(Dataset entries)
--*--
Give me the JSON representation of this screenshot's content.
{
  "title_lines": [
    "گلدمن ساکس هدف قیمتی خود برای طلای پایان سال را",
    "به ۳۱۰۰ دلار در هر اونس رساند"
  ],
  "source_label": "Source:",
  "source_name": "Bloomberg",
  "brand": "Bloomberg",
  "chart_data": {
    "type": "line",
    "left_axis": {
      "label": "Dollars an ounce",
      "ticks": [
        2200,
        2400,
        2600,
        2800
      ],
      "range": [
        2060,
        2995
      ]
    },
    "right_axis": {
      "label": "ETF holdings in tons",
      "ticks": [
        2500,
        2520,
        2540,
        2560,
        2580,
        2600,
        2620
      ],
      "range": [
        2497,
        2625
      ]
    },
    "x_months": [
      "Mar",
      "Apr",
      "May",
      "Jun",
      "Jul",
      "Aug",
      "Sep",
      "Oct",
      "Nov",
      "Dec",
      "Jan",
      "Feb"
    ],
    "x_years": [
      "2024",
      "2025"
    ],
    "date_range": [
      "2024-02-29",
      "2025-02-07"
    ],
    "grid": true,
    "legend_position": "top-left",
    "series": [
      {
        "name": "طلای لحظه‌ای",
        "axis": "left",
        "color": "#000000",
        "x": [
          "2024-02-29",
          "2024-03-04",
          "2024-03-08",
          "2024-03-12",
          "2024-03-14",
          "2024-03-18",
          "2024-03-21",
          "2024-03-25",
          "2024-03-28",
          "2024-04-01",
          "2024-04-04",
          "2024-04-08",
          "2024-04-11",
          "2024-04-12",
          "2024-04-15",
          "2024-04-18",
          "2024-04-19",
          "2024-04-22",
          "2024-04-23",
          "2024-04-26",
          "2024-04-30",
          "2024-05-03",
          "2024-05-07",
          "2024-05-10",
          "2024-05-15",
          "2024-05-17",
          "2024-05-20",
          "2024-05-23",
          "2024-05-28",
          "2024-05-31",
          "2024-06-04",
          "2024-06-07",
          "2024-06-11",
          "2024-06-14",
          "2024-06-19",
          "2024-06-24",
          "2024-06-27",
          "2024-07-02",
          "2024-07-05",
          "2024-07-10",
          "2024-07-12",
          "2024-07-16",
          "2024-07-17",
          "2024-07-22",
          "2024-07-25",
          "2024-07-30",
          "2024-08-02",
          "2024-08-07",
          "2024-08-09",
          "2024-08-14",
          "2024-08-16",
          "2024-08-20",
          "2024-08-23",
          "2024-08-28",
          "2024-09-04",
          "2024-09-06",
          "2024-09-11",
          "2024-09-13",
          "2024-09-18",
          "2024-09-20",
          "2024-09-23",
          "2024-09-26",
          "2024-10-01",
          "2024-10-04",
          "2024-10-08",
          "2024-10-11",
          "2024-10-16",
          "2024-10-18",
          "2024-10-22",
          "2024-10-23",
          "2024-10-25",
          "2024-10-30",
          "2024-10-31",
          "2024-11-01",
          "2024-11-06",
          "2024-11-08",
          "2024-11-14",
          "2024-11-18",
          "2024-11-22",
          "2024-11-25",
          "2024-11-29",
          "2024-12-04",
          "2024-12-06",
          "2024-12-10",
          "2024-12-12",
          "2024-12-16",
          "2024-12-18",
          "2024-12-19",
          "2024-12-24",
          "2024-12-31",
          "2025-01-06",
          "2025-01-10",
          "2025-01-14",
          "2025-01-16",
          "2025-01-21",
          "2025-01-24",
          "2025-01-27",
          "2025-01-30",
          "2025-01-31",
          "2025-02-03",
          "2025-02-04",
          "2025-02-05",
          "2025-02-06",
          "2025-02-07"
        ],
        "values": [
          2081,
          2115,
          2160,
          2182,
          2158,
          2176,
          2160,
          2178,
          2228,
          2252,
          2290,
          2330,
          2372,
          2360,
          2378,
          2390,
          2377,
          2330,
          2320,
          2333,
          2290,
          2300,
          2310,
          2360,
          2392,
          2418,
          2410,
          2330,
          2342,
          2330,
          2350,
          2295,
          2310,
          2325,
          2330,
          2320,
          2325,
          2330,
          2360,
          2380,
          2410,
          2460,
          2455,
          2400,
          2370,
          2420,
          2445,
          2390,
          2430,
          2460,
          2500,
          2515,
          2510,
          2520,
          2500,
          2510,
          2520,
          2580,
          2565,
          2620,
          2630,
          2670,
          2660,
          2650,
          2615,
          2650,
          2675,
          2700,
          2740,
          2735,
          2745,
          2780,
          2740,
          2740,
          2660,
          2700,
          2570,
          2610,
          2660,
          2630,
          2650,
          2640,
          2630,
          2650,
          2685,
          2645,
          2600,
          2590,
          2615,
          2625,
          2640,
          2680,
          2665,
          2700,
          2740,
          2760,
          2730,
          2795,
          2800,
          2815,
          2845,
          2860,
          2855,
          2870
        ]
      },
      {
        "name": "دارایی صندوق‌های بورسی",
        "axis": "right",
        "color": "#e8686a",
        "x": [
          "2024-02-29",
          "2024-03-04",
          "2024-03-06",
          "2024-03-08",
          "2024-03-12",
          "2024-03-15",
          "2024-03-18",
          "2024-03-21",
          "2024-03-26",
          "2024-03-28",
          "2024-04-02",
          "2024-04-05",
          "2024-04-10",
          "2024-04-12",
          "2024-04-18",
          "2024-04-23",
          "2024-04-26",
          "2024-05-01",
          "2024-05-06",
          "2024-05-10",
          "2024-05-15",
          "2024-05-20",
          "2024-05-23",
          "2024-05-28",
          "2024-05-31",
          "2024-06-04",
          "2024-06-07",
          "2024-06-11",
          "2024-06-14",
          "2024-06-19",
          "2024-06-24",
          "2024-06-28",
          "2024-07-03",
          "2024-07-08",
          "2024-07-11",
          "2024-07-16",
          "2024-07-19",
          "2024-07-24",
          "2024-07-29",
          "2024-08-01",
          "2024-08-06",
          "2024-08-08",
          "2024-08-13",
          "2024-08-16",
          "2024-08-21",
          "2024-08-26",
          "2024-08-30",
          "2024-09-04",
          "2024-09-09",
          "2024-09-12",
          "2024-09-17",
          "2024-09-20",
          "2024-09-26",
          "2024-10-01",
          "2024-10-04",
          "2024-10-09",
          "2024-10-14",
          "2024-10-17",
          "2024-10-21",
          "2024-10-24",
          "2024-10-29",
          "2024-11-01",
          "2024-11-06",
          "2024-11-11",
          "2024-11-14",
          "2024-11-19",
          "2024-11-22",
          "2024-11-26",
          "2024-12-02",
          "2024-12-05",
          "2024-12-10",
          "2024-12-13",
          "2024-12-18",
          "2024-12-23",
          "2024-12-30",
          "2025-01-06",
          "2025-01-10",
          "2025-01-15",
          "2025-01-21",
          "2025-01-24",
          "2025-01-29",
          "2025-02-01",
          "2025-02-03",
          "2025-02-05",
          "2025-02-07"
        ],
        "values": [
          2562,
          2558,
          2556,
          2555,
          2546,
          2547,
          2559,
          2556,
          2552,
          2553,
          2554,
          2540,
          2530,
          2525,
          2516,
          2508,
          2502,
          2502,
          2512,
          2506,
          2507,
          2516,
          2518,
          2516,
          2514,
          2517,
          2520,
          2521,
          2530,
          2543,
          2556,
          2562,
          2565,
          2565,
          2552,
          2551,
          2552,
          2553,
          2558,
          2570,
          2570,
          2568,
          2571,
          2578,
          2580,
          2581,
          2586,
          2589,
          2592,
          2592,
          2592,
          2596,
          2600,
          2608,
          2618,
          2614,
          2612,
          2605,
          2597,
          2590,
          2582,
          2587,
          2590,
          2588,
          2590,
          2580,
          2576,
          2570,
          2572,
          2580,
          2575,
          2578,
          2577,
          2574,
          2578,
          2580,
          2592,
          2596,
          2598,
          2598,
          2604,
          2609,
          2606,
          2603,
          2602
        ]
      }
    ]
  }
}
--*--
- **What you should do**:
Please output the entries above, every line exactly as it reads.

- **Solution for this problem**:
Give me the JSON representation of this screenshot's content.
{
  "title_lines": [
    "گلدمن ساکس هدف قیمتی خود برای طلای پایان سال را",
    "به ۳۱۰۰ دلار در هر اونس رساند"
  ],
  "source_label": "Source:",
  "source_name": "Bloomberg",
  "brand": "Bloomberg",
  "chart_data": {
    "type": "line",
    "left_axis": {
      "label": "Dollars an ounce",
      "ticks": [
        2200,
        2400,
        2600,
        2800
      ],
      "range": [
        2060,
        2995
      ]
    },
    "right_axis": {
      "label": "ETF holdings in tons",
      "ticks": [
        2500,
        2520,
        2540,
        2560,
        2580,
        2600,
        2620
      ],
      "range": [
        2497,
        2625
      ]
    },
    "x_months": [
      "Mar",
      "Apr",
      "May",
      "Jun",
      "Jul",
      "Aug",
      "Sep",
      "Oct",
      "Nov",
      "Dec",
      "Jan",
      "Feb"
    ],
    "x_years": [
      "2024",
      "2025"
    ],
    "date_range": [
      "2024-02-29",
      "2025-02-07"
    ],
    "grid": true,
    "legend_position": "top-left",
    "series": [
      {
        "name": "طلای لحظه‌ای",
        "axis": "left",
        "color": "#000000",
        "x": [
          "2024-02-29",
          "2024-03-04",
          "2024-03-08",
          "2024-03-12",
          "2024-03-14",
          "2024-03-18",
          "2024-03-21",
          "2024-03-25",
          "2024-03-28",
          "2024-04-01",
          "2024-04-04",
          "2024-04-08",
          "2024-04-11",
          "2024-04-12",
          "2024-04-15",
          "2024-04-18",
          "2024-04-19",
          "2024-04-22",
          "2024-04-23",
          "2024-04-26",
          "2024-04-30",
          "2024-05-03",
          "2024-05-07",
          "2024-05-10",
          "2024-05-15",
          "2024-05-17",
          "2024-05-20",
          "2024-05-23",
          "2024-05-28",
          "2024-05-31",
          "2024-06-04",
          "2024-06-07",
          "2024-06-11",
          "2024-06-14",
          "2024-06-19",
          "2024-06-24",
          "2024-06-27",
          "2024-07-02",
          "2024-07-05",
          "2024-07-10",
          "2024-07-12",
          "2024-07-16",
          "2024-07-17",
          "2024-07-22",
          "2024-07-25",
          "2024-07-30",
          "2024-08-02",
          "2024-08-07",
          "2024-08-09",
          "2024-08-14",
          "2024-08-16",
          "2024-08-20",
          "2024-08-23",
          "2024-08-28",
          "2024-09-04",
          "2024-09-06",
          "2024-09-11",
          "2024-09-13",
          "2024-09-18",
          "2024-09-20",
          "2024-09-23",
          "2024-09-26",
          "2024-10-01",
          "2024-10-04",
          "2024-10-08",
          "2024-10-11",
          "2024-10-16",
          "2024-10-18",
          "2024-10-22",
          "2024-10-23",
          "2024-10-25",
          "2024-10-30",
          "2024-10-31",
          "2024-11-01",
          "2024-11-06",
          "2024-11-08",
          "2024-11-14",
          "2024-11-18",
          "2024-11-22",
          "2024-11-25",
          "2024-11-29",
          "2024-12-04",
          "2024-12-06",
          "2024-12-10",
          "2024-12-12",
          "2024-12-16",
          "2024-12-18",
          "2024-12-19",
          "2024-12-24",
          "2024-12-31",
          "2025-01-06",
          "2025-01-10",
          "2025-01-14",
          "2025-01-16",
          "2025-01-21",
          "2025-01-24",
          "2025-01-27",
          "2025-01-30",
          "2025-01-31",
          "2025-02-03",
          "2025-02-04",
          "2025-02-05",
          "2025-02-06",
          "2025-02-07"
        ],
        "values": [
          2081,
          2115,
          2160,
          2182,
          2158,
          2176,
          2160,
          2178,
          2228,
          2252,
          2290,
          2330,
          2372,
          2360,
          2378,
          2390,
          2377,
          2330,
          2320,
          2333,
          2290,
          2300,
          2310,
          2360,
          2392,
          2418,
          2410,
          2330,
          2342,
          2330,
          2350,
          2295,
          2310,
          2325,
          2330,
          2320,
          2325,
          2330,
          2360,
          2380,
          2410,
          2460,
          2455,
          2400,
          2370,
          2420,
          2445,
          2390,
          2430,
          2460,
          2500,
          2515,
          2510,
          2520,
          2500,
          2510,
          2520,
          2580,
          2565,
          2620,
          2630,
          2670,
          2660,
          2650,
          2615,
          2650,
          2675,
          2700,
          2740,
          2735,
          2745,
          2780,
          2740,
          2740,
          2660,
          2700,
          2570,
          2610,
          2660,
          2630,
          2650,
          2640,
          2630,
          2650,
          2685,
          2645,
          2600,
          2590,
          2615,
          2625,
          2640,
          2680,
          2665,
          2700,
          2740,
          2760,
          2730,
          2795,
          2800,
          2815,
          2845,
          2860,
          2855,
          2870
        ]
      },
      {
        "name": "دارایی صندوق‌های بورسی",
        "axis": "right",
        "color": "#e8686a",
        "x": [
          "2024-02-29",
          "2024-03-04",
          "2024-03-06",
          "2024-03-08",
          "2024-03-12",
          "2024-03-15",
          "2024-03-18",
          "2024-03-21",
          "2024-03-26",
          "2024-03-28",
          "2024-04-02",
          "2024-04-05",
          "2024-04-10",
          "2024-04-12",
          "2024-04-18",
          "2024-04-23",
          "2024-04-26",
          "2024-05-01",
          "2024-05-06",
          "2024-05-10",
          "2024-05-15",
          "2024-05-20",
          "2024-05-23",
          "2024-05-28",
          "2024-05-31",
          "2024-06-04",
          "2024-06-07",
          "2024-06-11",
          "2024-06-14",
          "2024-06-19",
          "2024-06-24",
          "2024-06-28",
          "2024-07-03",
          "2024-07-08",
          "2024-07-11",
          "2024-07-16",
          "2024-07-19",
          "2024-07-24",
          "2024-07-29",
          "2024-08-01",
          "2024-08-06",
          "2024-08-08",
          "2024-08-13",
          "2024-08-16",
          "2024-08-21",
          "2024-08-26",
          "2024-08-30",
          "2024-09-04",
          "2024-09-09",
          "2024-09-12",
          "2024-09-17",
          "2024-09-20",
          "2024-09-26",
          "2024-10-01",
          "2024-10-04",
          "2024-10-09",
          "2024-10-14",
          "2024-10-17",
          "2024-10-21",
          "2024-10-24",
          "2024-10-29",
          "2024-11-01",
          "2024-11-06",
          "2024-11-11",
          "2024-11-14",
          "2024-11-19",
          "2024-11-22",
          "2024-11-26",
          "2024-12-02",
          "2024-12-05",
          "2024-12-10",
          "2024-12-13",
          "2024-12-18",
          "2024-12-23",
          "2024-12-30",
          "2025-01-06",
          "2025-01-10",
          "2025-01-15",
          "2025-01-21",
          "2025-01-24",
          "2025-01-29",
          "2025-02-01",
          "2025-02-03",
          "2025-02-05",
          "2025-02-07"
        ],
        "values": [
          2562,
          2558,
          2556,
          2555,
          2546,
          2547,
          2559,
          2556,
          2552,
          2553,
          2554,
          2540,
          2530,
          2525,
          2516,
          2508,
          2502,
          2502,
          2512,
          2506,
          2507,
          2516,
          2518,
          2516,
          2514,
          2517,
          2520,
          2521,
          2530,
          2543,
          2556,
          2562,
          2565,
          2565,
          2552,
          2551,
          2552,
          2553,
          2558,
          2570,
          2570,
          2568,
          2571,
          2578,
          2580,
          2581,
          2586,
          2589,
          2592,
          2592,
          2592,
          2596,
          2600,
          2608,
          2618,
          2614,
          2612,
          2605,
          2597,
          2590,
          2582,
          2587,
          2590,
          2588,
          2590,
          2580,
          2576,
          2570,
          2572,
          2580,
          2575,
          2578,
          2577,
          2574,
          2578,
          2580,
          2592,
          2596,
          2598,
          2598,
          2604,
          2609,
          2606,
          2603,
          2602
        ]
      }
    ]
  }
}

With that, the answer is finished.